### Dataset records
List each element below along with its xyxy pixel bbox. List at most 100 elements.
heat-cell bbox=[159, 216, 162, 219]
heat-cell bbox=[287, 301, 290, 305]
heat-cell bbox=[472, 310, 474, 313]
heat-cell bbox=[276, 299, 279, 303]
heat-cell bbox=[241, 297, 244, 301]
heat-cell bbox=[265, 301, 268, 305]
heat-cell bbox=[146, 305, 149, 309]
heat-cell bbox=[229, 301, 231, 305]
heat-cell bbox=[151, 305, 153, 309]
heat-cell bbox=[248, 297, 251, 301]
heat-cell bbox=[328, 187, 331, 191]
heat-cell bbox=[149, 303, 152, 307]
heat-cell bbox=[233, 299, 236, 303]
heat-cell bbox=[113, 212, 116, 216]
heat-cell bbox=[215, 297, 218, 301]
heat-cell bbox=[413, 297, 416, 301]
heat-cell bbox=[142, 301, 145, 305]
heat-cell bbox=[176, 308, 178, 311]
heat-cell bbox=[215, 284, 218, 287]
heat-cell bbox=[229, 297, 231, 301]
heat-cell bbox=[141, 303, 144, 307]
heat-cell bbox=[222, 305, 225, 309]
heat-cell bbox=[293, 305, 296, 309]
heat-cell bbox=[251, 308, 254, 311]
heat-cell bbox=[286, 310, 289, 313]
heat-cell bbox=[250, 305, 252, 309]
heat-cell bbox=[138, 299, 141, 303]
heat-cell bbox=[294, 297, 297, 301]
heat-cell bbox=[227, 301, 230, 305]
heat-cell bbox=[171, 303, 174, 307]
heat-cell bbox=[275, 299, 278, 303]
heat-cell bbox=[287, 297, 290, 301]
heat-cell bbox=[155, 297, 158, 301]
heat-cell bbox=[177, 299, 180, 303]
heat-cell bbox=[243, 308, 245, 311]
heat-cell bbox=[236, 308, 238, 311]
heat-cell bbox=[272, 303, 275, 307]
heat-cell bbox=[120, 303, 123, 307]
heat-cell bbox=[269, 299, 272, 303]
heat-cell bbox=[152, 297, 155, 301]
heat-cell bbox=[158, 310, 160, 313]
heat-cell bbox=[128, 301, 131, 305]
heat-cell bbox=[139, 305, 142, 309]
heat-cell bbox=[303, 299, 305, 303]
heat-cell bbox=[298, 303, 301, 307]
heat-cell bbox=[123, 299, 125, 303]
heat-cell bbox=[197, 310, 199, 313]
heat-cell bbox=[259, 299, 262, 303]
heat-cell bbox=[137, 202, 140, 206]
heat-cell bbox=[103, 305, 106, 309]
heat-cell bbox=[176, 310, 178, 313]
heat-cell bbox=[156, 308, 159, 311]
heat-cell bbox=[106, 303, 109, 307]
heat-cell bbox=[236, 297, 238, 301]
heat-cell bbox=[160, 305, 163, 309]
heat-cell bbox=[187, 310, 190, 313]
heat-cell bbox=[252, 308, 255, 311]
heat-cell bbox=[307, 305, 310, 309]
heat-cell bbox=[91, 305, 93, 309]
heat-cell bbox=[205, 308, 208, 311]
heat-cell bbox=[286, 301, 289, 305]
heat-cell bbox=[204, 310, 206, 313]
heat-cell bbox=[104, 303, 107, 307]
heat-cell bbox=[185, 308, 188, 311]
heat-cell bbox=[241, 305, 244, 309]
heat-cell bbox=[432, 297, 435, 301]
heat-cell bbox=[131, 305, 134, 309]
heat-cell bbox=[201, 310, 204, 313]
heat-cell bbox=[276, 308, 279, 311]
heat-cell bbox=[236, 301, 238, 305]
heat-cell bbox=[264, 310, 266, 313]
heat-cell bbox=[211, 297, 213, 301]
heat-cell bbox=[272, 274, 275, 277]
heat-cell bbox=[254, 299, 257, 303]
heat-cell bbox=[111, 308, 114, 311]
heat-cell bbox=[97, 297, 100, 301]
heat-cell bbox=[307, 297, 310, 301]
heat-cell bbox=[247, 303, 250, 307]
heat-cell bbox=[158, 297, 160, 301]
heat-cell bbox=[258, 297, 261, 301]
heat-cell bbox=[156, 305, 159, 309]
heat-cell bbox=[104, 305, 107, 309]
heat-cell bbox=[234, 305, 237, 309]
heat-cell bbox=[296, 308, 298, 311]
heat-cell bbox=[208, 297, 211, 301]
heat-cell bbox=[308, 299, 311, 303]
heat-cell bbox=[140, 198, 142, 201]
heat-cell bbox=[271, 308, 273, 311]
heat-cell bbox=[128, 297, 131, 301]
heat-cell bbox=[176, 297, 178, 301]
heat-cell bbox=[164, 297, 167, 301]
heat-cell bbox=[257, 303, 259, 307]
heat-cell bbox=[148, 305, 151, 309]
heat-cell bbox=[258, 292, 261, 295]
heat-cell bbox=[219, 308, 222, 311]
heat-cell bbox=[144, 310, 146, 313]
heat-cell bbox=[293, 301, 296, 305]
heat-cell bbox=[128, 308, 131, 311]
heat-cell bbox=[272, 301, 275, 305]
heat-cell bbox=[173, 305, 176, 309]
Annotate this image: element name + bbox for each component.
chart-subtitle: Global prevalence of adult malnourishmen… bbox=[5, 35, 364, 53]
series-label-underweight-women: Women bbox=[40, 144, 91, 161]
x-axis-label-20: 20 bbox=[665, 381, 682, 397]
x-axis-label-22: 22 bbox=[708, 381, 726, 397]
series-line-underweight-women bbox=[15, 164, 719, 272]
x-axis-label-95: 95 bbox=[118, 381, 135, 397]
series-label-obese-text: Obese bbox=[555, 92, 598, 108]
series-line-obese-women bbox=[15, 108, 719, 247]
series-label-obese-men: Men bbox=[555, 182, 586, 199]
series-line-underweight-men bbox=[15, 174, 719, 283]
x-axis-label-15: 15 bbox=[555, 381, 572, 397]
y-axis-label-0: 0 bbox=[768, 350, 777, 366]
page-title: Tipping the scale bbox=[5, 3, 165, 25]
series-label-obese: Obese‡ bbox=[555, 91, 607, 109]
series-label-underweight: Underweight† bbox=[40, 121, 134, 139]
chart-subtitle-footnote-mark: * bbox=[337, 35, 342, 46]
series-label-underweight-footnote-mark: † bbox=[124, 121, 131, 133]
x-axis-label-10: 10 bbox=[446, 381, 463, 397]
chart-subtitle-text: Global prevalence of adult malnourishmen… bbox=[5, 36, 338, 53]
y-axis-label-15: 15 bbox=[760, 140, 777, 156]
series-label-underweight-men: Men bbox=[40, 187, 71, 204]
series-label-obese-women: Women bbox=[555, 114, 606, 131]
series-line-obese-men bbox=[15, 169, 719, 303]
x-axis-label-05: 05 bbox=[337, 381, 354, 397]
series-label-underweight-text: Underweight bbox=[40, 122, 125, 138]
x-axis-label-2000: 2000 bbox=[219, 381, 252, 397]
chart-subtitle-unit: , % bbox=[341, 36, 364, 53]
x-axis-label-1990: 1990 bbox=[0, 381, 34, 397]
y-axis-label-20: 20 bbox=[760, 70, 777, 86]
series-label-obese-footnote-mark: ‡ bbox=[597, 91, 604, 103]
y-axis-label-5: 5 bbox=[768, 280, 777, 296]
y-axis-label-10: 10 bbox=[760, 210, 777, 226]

### Task to complete
Lay out the material from its first line through the line containing "heat-cell bbox=[248, 297, 251, 301]" as a Markdown table with the columns Row and Line. Give each line its own numbered row and leave out blank lines.

### The reply
| Row | Line |
|---|---|
| 1 | List each element below along with its xyxy pixel bbox. List at most 100 elements. |
| 2 | heat-cell bbox=[159, 216, 162, 219] |
| 3 | heat-cell bbox=[287, 301, 290, 305] |
| 4 | heat-cell bbox=[472, 310, 474, 313] |
| 5 | heat-cell bbox=[276, 299, 279, 303] |
| 6 | heat-cell bbox=[241, 297, 244, 301] |
| 7 | heat-cell bbox=[265, 301, 268, 305] |
| 8 | heat-cell bbox=[146, 305, 149, 309] |
| 9 | heat-cell bbox=[229, 301, 231, 305] |
| 10 | heat-cell bbox=[151, 305, 153, 309] |
| 11 | heat-cell bbox=[248, 297, 251, 301] |